Stored items
⟨

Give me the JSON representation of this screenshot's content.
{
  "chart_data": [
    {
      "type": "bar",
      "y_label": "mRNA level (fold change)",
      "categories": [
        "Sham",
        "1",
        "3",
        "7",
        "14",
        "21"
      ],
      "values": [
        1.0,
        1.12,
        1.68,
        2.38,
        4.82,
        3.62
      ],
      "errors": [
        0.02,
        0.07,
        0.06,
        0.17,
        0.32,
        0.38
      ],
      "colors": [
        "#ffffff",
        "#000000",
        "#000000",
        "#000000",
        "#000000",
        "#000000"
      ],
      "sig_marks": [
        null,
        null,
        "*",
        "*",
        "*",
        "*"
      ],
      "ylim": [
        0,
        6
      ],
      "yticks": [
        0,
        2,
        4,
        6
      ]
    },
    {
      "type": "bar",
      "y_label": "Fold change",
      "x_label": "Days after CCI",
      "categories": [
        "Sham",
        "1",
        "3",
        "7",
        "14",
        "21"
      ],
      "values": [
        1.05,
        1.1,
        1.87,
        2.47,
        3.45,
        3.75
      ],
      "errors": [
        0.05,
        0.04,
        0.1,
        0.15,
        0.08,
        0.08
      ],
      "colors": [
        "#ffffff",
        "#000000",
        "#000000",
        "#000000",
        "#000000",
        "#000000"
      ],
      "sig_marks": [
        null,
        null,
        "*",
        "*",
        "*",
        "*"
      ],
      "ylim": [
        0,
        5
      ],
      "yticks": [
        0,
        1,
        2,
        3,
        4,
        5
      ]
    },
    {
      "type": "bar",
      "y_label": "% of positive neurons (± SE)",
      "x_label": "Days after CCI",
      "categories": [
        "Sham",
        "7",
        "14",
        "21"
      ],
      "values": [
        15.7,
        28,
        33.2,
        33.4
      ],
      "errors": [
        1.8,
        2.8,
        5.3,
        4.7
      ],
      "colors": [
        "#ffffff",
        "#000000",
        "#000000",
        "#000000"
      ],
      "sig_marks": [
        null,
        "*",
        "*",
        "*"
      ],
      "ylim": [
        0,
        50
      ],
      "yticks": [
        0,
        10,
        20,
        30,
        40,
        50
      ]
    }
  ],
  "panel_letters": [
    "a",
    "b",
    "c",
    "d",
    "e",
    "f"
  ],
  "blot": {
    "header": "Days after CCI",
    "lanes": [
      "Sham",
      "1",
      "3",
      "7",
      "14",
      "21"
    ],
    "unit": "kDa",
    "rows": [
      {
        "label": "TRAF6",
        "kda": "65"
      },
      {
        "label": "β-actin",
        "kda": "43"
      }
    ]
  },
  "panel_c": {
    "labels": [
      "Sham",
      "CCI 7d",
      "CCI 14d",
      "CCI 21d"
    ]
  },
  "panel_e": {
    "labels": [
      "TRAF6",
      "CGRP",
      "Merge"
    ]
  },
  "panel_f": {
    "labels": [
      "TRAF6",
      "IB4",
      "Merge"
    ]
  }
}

⟩

▶ PROBLEM STATEMENT
Nothing in the records may change; write them out again in full.

▶ RESULT FOR THIS EXERCISE
Give me the JSON representation of this screenshot's content.
{
  "chart_data": [
    {
      "type": "bar",
      "y_label": "mRNA level (fold change)",
      "categories": [
        "Sham",
        "1",
        "3",
        "7",
        "14",
        "21"
      ],
      "values": [
        1.0,
        1.12,
        1.68,
        2.38,
        4.82,
        3.62
      ],
      "errors": [
        0.02,
        0.07,
        0.06,
        0.17,
        0.32,
        0.38
      ],
      "colors": [
        "#ffffff",
        "#000000",
        "#000000",
        "#000000",
        "#000000",
        "#000000"
      ],
      "sig_marks": [
        null,
        null,
        "*",
        "*",
        "*",
        "*"
      ],
      "ylim": [
        0,
        6
      ],
      "yticks": [
        0,
        2,
        4,
        6
      ]
    },
    {
      "type": "bar",
      "y_label": "Fold change",
      "x_label": "Days after CCI",
      "categories": [
        "Sham",
        "1",
        "3",
        "7",
        "14",
        "21"
      ],
      "values": [
        1.05,
        1.1,
        1.87,
        2.47,
        3.45,
        3.75
      ],
      "errors": [
        0.05,
        0.04,
        0.1,
        0.15,
        0.08,
        0.08
      ],
      "colors": [
        "#ffffff",
        "#000000",
        "#000000",
        "#000000",
        "#000000",
        "#000000"
      ],
      "sig_marks": [
        null,
        null,
        "*",
        "*",
        "*",
        "*"
      ],
      "ylim": [
        0,
        5
      ],
      "yticks": [
        0,
        1,
        2,
        3,
        4,
        5
      ]
    },
    {
      "type": "bar",
      "y_label": "% of positive neurons (± SE)",
      "x_label": "Days after CCI",
      "categories": [
        "Sham",
        "7",
        "14",
        "21"
      ],
      "values": [
        15.7,
        28,
        33.2,
        33.4
      ],
      "errors": [
        1.8,
        2.8,
        5.3,
        4.7
      ],
      "colors": [
        "#ffffff",
        "#000000",
        "#000000",
        "#000000"
      ],
      "sig_marks": [
        null,
        "*",
        "*",
        "*"
      ],
      "ylim": [
        0,
        50
      ],
      "yticks": [
        0,
        10,
        20,
        30,
        40,
        50
      ]
    }
  ],
  "panel_letters": [
    "a",
    "b",
    "c",
    "d",
    "e",
    "f"
  ],
  "blot": {
    "header": "Days after CCI",
    "lanes": [
      "Sham",
      "1",
      "3",
      "7",
      "14",
      "21"
    ],
    "unit": "kDa",
    "rows": [
      {
        "label": "TRAF6",
        "kda": "65"
      },
      {
        "label": "β-actin",
        "kda": "43"
      }
    ]
  },
  "panel_c": {
    "labels": [
      "Sham",
      "CCI 7d",
      "CCI 14d",
      "CCI 21d"
    ]
  },
  "panel_e": {
    "labels": [
      "TRAF6",
      "CGRP",
      "Merge"
    ]
  },
  "panel_f": {
    "labels": [
      "TRAF6",
      "IB4",
      "Merge"
    ]
  }
}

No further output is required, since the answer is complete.